Records from a data collection
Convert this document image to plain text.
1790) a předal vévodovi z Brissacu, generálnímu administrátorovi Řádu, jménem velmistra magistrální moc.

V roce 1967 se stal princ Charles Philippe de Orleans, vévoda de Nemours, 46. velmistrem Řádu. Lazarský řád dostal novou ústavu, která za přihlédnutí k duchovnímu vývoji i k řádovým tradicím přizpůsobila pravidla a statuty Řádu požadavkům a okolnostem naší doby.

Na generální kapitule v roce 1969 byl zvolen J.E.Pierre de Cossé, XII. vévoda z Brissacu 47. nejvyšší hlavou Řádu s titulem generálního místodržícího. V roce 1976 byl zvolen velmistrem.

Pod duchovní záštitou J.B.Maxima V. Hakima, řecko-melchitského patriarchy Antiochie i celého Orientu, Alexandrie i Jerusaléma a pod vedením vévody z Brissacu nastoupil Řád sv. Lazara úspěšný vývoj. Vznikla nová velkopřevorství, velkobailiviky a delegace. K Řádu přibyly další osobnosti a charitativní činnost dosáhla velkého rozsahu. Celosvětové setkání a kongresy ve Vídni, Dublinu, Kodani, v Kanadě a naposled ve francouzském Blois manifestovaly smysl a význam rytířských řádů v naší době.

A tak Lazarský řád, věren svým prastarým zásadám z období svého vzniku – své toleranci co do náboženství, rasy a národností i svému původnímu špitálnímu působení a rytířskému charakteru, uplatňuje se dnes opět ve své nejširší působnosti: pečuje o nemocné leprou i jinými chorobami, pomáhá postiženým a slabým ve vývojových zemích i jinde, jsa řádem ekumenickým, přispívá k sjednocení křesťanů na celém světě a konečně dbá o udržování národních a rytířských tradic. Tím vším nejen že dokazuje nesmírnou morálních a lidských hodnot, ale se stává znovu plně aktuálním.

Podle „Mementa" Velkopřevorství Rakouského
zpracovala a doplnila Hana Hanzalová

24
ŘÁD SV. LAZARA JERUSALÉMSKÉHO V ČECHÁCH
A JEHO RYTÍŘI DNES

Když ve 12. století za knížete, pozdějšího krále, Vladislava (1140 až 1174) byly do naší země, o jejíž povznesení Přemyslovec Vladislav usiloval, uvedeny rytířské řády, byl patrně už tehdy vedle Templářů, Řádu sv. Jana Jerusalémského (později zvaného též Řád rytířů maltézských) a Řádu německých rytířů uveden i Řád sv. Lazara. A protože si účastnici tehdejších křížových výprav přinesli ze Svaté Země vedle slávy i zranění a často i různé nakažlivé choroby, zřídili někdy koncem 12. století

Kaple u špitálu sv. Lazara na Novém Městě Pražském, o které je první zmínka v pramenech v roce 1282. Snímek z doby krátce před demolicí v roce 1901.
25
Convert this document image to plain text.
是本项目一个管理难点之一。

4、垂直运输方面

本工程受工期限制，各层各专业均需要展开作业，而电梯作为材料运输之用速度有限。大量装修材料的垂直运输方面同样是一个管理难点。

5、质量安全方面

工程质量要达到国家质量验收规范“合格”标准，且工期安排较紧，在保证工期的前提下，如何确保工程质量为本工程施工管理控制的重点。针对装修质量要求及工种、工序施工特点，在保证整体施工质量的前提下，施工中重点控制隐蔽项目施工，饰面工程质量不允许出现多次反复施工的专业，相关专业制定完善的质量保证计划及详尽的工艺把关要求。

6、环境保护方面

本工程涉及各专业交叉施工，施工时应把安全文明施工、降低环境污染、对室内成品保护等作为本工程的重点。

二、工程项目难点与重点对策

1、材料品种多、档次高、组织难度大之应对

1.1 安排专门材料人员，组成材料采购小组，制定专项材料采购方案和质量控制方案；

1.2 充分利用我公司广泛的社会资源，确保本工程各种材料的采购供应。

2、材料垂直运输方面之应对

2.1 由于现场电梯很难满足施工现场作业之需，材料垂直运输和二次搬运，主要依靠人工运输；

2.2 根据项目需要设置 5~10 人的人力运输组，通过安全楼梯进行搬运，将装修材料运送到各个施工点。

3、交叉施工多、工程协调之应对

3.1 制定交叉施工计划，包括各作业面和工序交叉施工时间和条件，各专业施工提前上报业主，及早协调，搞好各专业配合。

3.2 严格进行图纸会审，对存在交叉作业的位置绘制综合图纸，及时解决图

CHALLENGE:
Output all of the data again. Match it exactly.

ANSWER FOR THE TASK:
Convert this document image to plain text.
1790) a předal vévodovi z Brissacu, generálnímu administrátorovi Řádu, jménem velmistra magistrální moc.

V roce 1967 se stal princ Charles Philippe de Orleans, vévoda de Nemours, 46. velmistrem Řádu. Lazarský řád dostal novou ústavu, která za přihlédnutí k duchovnímu vývoji i k řádovým tradicím přizpůsobila pravidla a statuty Řádu požadavkům a okolnostem naší doby.

Na generální kapitule v roce 1969 byl zvolen J.E.Pierre de Cossé, XII. vévoda z Brissacu 47. nejvyšší hlavou Řádu s titulem generálního místodržícího. V roce 1976 byl zvolen velmistrem.

Pod duchovní záštitou J.B.Maxima V. Hakima, řecko-melchitského patriarchy Antiochie i celého Orientu, Alexandrie i Jerusaléma a pod vedením vévody z Brissacu nastoupil Řád sv. Lazara úspěšný vývoj. Vznikla nová velkopřevorství, velkobailiviky a delegace. K Řádu přibyly další osobnosti a charitativní činnost dosáhla velkého rozsahu. Celosvětové setkání a kongresy ve Vídni, Dublinu, Kodani, v Kanadě a naposled ve francouzském Blois manifestovaly smysl a význam rytířských řádů v naší době.

A tak Lazarský řád, věren svým prastarým zásadám z období svého vzniku – své toleranci co do náboženství, rasy a národností i svému původnímu špitálnímu působení a rytířskému charakteru, uplatňuje se dnes opět ve své nejširší působnosti: pečuje o nemocné leprou i jinými chorobami, pomáhá postiženým a slabým ve vývojových zemích i jinde, jsa řádem ekumenickým, přispívá k sjednocení křesťanů na celém světě a konečně dbá o udržování národních a rytířských tradic. Tím vším nejen že dokazuje nesmírnou morálních a lidských hodnot, ale se stává znovu plně aktuálním.

Podle „Mementa" Velkopřevorství Rakouského
zpracovala a doplnila Hana Hanzalová

24
ŘÁD SV. LAZARA JERUSALÉMSKÉHO V ČECHÁCH
A JEHO RYTÍŘI DNES

Když ve 12. století za knížete, pozdějšího krále, Vladislava (1140 až 1174) byly do naší země, o jejíž povznesení Přemyslovec Vladislav usiloval, uvedeny rytířské řády, byl patrně už tehdy vedle Templářů, Řádu sv. Jana Jerusalémského (později zvaného též Řád rytířů maltézských) a Řádu německých rytířů uveden i Řád sv. Lazara. A protože si účastnici tehdejších křížových výprav přinesli ze Svaté Země vedle slávy i zranění a často i různé nakažlivé choroby, zřídili někdy koncem 12. století

Kaple u špitálu sv. Lazara na Novém Městě Pražském, o které je první zmínka v pramenech v roce 1282. Snímek z doby krátce před demolicí v roce 1901.
25
Convert this document image to plain text.
是本项目一个管理难点之一。

4、垂直运输方面

本工程受工期限制，各层各专业均需要展开作业，而电梯作为材料运输之用速度有限。大量装修材料的垂直运输方面同样是一个管理难点。

5、质量安全方面

工程质量要达到国家质量验收规范“合格”标准，且工期安排较紧，在保证工期的前提下，如何确保工程质量为本工程施工管理控制的重点。针对装修质量要求及工种、工序施工特点，在保证整体施工质量的前提下，施工中重点控制隐蔽项目施工，饰面工程质量不允许出现多次反复施工的专业，相关专业制定完善的质量保证计划及详尽的工艺把关要求。

6、环境保护方面

本工程涉及各专业交叉施工，施工时应把安全文明施工、降低环境污染、对室内成品保护等作为本工程的重点。

二、工程项目难点与重点对策

1、材料品种多、档次高、组织难度大之应对

1.1 安排专门材料人员，组成材料采购小组，制定专项材料采购方案和质量控制方案；

1.2 充分利用我公司广泛的社会资源，确保本工程各种材料的采购供应。

2、材料垂直运输方面之应对

2.1 由于现场电梯很难满足施工现场作业之需，材料垂直运输和二次搬运，主要依靠人工运输；

2.2 根据项目需要设置 5~10 人的人力运输组，通过安全楼梯进行搬运，将装修材料运送到各个施工点。

3、交叉施工多、工程协调之应对

3.1 制定交叉施工计划，包括各作业面和工序交叉施工时间和条件，各专业施工提前上报业主，及早协调，搞好各专业配合。

3.2 严格进行图纸会审，对存在交叉作业的位置绘制综合图纸，及时解决图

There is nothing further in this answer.